[Stored records]
******************************

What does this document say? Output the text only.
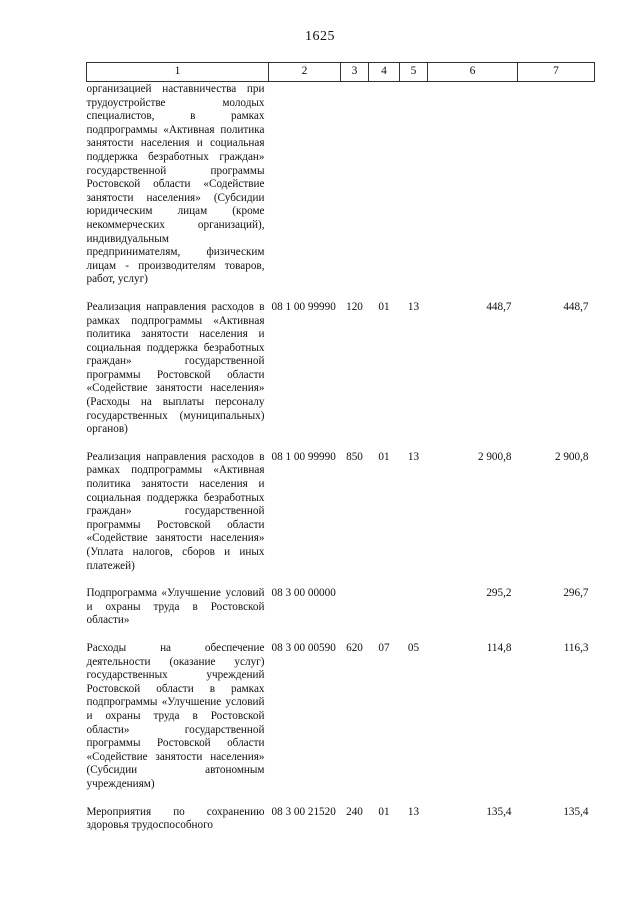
1625
1	2	3	4	5	6	7
организацией наставничества при трудоустройстве молодых специалистов, в рамках подпрограммы «Активная политика занятости населения и социальная поддержка безработных граждан» государственной программы Ростовской области «Содействие занятости населения» (Субсидии юридическим лицам (кроме некоммерческих организаций), индивидуальным предпринимателям, физическим лицам - производителям товаров, работ, услуг)						
Реализация направления расходов в рамках подпрограммы «Активная политика занятости населения и социальная поддержка безработных граждан» государственной программы Ростовской области «Содействие занятости населения» (Расходы на выплаты персоналу государственных (муниципальных) органов)	08 1 00 99990	120	01	13	448,7	448,7
Реализация направления расходов в рамках подпрограммы «Активная политика занятости населения и социальная поддержка безработных граждан» государственной программы Ростовской области «Содействие занятости населения» (Уплата налогов, сборов и иных платежей)	08 1 00 99990	850	01	13	2 900,8	2 900,8
Подпрограмма «Улучшение условий и охраны труда в Ростовской области»	08 3 00 00000				295,2	296,7
Расходы на обеспечение деятельности (оказание услуг) государственных учреждений Ростовской области в рамках подпрограммы «Улучшение условий и охраны труда в Ростовской области» государственной программы Ростовской области «Содействие занятости населения» (Субсидии автономным учреждениям)	08 3 00 00590	620	07	05	114,8	116,3
Мероприятия по сохранению здоровья трудоспособного	08 3 00 21520	240	01	13	135,4	135,4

******************************

Copy out every line from the records that has the word "поддержка".

организацией наставничества при трудоустройстве молодых специалистов, в рамках подпрограммы «Активная политика занятости населения и социальная поддержка безработных граждан» государственной программы Ростовской области «Содействие занятости населения» (Субсидии юридическим лицам (кроме некоммерческих организаций), индивидуальным предпринимателям, физическим лицам - производителям товаров, работ, услуг)						
Реализация направления расходов в рамках подпрограммы «Активная политика занятости населения и социальная поддержка безработных граждан» государственной программы Ростовской области «Содействие занятости населения» (Расходы на выплаты персоналу государственных (муниципальных) органов)	08 1 00 99990	120	01	13	448,7	448,7
Реализация направления расходов в рамках подпрограммы «Активная политика занятости населения и социальная поддержка безработных граждан» государственной программы Ростовской области «Содействие занятости населения» (Уплата налогов, сборов и иных платежей)	08 1 00 99990	850	01	13	2 900,8	2 900,8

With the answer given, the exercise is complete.